(Recorded data)
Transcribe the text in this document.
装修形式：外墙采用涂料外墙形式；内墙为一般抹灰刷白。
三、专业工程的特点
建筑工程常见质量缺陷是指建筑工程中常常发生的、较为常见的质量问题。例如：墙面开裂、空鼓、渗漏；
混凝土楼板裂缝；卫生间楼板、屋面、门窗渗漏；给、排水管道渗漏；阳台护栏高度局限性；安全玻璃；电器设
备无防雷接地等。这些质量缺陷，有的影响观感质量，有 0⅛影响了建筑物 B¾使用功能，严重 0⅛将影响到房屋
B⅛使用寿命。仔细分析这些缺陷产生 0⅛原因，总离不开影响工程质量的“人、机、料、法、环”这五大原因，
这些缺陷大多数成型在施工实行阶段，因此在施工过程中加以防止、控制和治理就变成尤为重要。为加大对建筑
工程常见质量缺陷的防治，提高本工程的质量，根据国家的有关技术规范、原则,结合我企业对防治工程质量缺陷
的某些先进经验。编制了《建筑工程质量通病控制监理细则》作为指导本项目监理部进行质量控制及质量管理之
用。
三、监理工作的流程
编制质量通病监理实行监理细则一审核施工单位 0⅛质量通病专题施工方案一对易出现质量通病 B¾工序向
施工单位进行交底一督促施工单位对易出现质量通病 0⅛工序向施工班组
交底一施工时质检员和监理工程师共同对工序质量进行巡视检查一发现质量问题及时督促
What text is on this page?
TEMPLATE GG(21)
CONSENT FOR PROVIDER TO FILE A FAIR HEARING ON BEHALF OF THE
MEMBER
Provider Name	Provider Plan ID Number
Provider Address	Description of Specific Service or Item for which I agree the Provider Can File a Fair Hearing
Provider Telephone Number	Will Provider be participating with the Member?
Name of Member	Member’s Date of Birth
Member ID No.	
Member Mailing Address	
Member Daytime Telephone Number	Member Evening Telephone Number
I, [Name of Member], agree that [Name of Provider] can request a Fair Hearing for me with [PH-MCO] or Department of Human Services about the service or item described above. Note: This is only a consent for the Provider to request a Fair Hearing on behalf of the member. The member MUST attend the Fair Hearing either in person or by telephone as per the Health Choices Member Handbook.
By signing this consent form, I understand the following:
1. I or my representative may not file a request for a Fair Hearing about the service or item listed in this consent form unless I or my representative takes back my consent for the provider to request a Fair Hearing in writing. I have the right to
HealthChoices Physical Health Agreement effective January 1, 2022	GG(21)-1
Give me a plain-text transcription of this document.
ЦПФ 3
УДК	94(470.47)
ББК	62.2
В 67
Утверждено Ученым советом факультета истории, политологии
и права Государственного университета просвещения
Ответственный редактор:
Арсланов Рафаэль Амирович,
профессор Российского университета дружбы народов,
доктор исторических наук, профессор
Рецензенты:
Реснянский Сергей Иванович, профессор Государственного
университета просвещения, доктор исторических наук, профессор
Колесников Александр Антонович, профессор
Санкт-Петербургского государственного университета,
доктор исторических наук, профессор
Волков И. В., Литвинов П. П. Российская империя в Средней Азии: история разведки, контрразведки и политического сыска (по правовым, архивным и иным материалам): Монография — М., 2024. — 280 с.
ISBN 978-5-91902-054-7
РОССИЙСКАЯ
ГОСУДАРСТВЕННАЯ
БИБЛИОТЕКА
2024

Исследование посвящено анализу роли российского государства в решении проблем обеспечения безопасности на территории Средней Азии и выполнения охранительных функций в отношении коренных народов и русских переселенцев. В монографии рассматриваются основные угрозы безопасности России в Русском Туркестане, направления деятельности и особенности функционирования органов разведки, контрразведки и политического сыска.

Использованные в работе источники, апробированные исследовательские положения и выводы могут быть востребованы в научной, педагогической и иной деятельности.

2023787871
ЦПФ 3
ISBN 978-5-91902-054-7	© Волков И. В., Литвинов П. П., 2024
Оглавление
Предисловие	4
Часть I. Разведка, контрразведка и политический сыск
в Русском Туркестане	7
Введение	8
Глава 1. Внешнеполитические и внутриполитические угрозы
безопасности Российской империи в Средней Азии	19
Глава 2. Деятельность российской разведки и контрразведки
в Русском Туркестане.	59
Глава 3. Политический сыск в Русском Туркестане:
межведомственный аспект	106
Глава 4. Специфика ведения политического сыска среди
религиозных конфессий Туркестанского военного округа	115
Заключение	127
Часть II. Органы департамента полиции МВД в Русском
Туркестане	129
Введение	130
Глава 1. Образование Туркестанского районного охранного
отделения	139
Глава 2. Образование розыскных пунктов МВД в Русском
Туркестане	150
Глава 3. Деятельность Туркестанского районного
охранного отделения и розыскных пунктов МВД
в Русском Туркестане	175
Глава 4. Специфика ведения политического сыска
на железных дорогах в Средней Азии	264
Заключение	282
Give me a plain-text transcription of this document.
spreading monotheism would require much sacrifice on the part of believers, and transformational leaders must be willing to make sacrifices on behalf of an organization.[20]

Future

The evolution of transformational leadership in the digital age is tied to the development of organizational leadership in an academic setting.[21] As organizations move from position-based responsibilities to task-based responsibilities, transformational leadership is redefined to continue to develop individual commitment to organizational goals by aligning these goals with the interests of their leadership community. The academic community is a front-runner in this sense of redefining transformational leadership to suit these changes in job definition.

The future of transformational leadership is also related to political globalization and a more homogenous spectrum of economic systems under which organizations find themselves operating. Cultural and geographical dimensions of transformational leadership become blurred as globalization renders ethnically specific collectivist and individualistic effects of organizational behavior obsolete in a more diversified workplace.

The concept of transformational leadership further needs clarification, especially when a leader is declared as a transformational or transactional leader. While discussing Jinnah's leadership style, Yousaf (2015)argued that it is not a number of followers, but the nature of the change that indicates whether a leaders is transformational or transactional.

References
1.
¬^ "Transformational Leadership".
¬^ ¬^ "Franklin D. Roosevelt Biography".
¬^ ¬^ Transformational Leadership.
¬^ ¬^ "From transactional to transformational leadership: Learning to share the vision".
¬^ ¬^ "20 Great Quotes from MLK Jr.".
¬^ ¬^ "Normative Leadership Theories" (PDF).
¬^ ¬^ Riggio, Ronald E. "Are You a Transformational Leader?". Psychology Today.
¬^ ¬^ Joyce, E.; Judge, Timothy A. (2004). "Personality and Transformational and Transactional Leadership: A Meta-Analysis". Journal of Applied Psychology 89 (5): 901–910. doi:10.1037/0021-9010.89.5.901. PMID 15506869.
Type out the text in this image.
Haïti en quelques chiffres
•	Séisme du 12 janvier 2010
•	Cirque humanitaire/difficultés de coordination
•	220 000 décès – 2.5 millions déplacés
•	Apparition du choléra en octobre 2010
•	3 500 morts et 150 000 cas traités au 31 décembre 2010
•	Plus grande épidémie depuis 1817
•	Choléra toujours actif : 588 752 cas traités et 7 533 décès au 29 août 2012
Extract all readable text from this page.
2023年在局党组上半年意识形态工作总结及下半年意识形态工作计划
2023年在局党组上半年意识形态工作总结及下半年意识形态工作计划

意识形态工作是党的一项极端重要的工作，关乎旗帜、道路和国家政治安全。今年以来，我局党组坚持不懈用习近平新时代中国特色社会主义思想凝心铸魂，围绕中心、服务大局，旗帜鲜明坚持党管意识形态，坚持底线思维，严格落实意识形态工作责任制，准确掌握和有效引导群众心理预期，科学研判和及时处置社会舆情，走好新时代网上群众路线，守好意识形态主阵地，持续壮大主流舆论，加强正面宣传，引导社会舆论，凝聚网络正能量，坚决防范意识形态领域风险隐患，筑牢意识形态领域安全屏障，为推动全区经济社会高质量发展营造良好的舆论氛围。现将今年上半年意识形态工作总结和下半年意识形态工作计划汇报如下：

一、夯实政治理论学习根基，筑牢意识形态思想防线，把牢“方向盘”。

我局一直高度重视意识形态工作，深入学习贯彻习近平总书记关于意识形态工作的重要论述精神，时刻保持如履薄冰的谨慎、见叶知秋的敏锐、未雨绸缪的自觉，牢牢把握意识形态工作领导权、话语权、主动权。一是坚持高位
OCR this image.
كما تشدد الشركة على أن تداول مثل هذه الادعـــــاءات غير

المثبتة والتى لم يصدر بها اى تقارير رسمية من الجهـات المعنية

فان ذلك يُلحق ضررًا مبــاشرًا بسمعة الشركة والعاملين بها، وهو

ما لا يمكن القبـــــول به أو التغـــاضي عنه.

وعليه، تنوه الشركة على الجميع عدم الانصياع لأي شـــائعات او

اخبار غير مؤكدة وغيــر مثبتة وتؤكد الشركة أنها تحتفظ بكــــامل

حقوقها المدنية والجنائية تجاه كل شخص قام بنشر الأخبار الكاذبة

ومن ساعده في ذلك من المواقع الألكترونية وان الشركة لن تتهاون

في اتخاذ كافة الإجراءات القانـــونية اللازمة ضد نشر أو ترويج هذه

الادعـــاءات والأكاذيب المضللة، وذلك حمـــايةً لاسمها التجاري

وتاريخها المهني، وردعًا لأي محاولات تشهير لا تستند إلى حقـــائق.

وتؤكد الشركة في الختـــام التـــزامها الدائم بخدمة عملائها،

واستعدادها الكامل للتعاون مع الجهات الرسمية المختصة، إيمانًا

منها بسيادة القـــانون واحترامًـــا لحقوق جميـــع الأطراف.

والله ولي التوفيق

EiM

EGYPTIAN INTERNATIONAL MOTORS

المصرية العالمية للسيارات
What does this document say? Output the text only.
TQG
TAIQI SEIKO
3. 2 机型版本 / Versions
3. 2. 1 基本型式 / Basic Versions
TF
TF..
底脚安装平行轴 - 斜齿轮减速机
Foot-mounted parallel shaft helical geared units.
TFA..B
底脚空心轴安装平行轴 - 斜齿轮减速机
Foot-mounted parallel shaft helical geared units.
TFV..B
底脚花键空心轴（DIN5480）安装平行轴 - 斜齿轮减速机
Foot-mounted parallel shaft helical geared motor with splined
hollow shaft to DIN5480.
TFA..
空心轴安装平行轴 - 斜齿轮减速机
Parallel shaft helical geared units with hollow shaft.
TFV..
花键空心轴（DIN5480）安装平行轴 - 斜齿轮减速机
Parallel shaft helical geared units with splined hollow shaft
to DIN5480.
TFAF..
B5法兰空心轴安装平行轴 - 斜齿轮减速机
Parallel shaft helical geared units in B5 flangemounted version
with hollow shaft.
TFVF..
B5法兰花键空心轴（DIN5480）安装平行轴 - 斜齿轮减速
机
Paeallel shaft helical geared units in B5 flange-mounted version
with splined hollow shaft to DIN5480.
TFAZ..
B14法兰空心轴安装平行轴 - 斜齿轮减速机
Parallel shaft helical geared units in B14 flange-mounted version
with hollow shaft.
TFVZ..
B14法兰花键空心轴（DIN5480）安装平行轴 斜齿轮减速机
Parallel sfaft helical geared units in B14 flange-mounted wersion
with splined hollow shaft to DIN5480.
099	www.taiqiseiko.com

**Required work**
Determine how many lines of the listing above include the word "Psychology", and report that number only.

**Answer below**
2